Wherever the word "marker" appears in a line, extract that line.
────────────────────
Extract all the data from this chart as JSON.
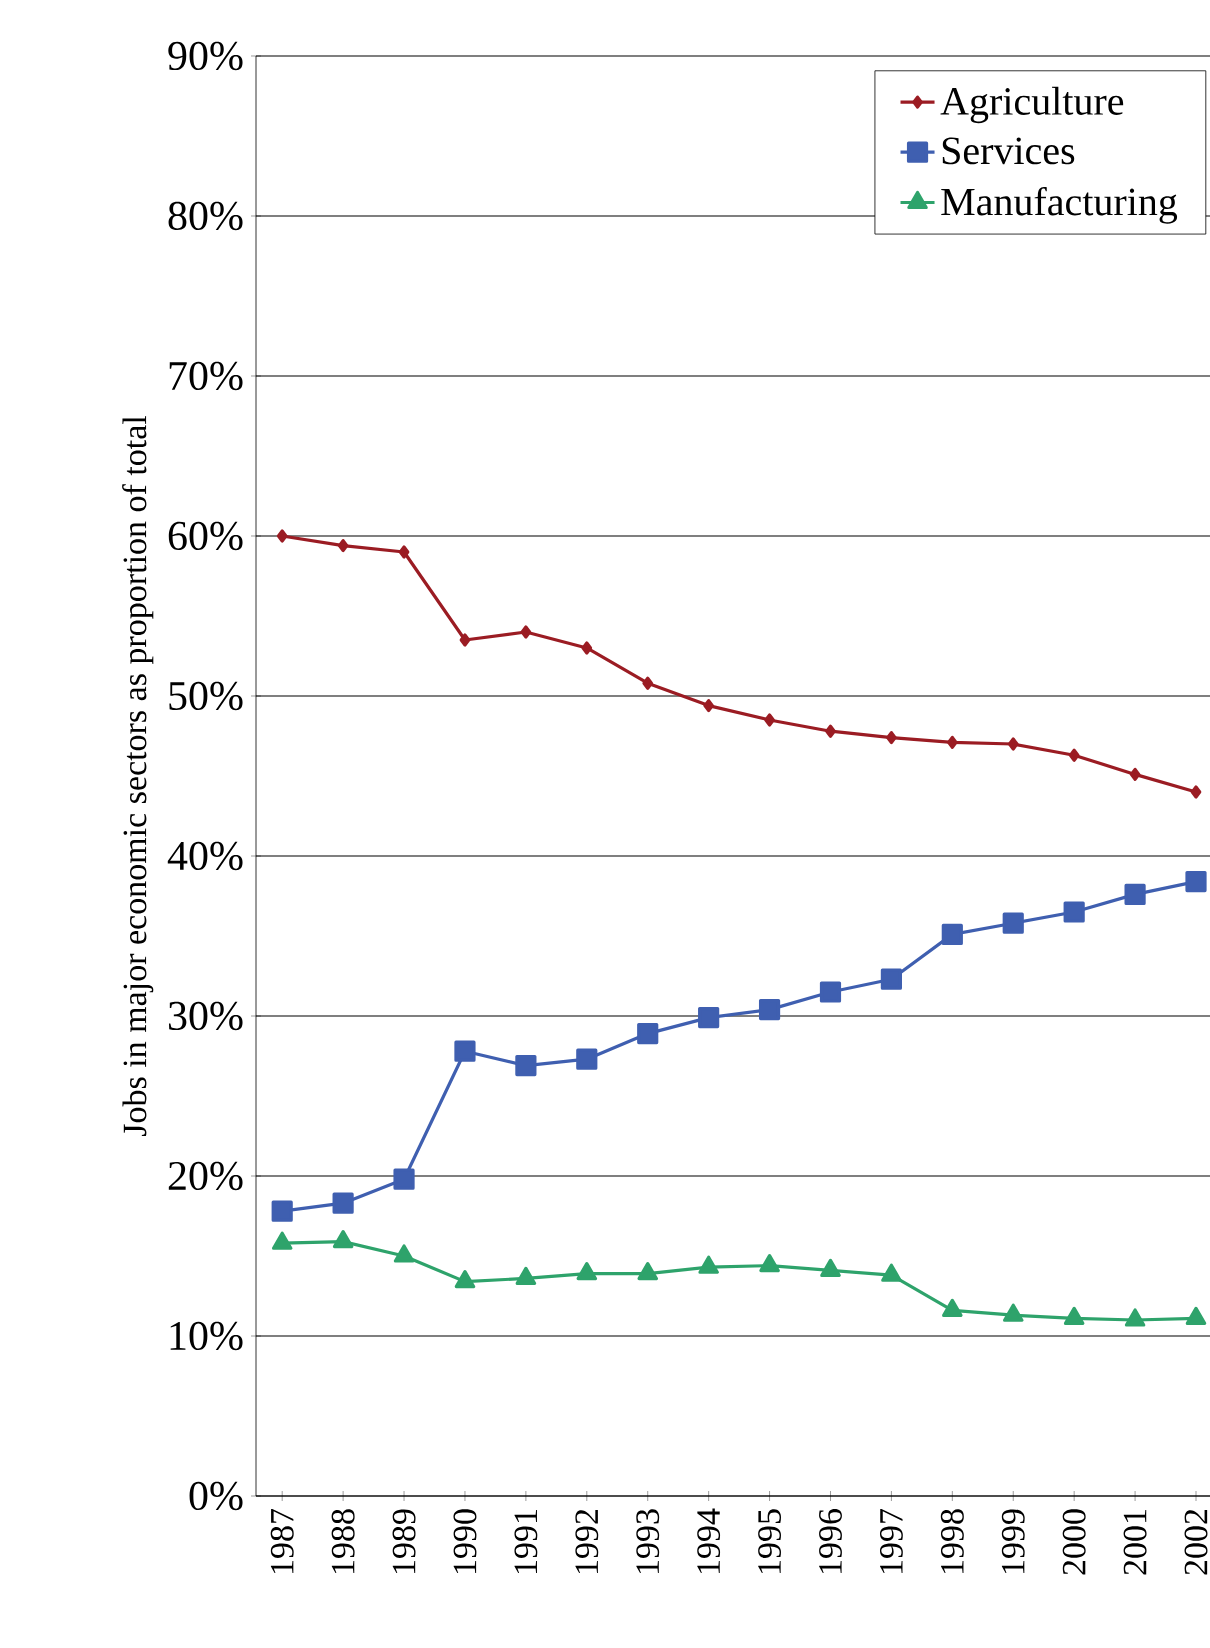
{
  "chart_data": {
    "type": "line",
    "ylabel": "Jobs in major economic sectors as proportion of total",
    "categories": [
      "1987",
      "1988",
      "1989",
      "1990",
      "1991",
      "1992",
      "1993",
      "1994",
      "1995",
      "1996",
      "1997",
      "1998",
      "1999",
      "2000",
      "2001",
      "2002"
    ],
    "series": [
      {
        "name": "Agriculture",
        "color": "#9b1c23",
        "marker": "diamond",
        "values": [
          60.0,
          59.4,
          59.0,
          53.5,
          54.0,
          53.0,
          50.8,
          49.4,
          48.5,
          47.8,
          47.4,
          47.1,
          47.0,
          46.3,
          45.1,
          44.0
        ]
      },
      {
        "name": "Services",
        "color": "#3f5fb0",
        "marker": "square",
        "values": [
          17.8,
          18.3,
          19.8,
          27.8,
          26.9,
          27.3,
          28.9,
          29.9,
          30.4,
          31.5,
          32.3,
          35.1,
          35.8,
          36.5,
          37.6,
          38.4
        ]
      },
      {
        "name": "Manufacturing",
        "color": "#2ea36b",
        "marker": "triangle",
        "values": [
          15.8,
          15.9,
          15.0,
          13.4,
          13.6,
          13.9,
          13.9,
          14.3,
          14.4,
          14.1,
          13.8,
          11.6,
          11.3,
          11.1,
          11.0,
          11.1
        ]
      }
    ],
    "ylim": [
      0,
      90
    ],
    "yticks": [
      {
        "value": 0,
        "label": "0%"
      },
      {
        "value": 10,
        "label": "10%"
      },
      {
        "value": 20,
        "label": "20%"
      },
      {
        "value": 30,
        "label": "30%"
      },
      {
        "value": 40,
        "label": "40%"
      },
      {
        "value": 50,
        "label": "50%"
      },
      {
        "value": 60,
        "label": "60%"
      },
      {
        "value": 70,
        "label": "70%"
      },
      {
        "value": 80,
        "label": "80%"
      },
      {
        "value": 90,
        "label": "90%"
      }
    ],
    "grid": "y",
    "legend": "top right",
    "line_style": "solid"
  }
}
────────────────────
[Response]
        "marker": "diamond",
        "marker": "square",
        "marker": "triangle",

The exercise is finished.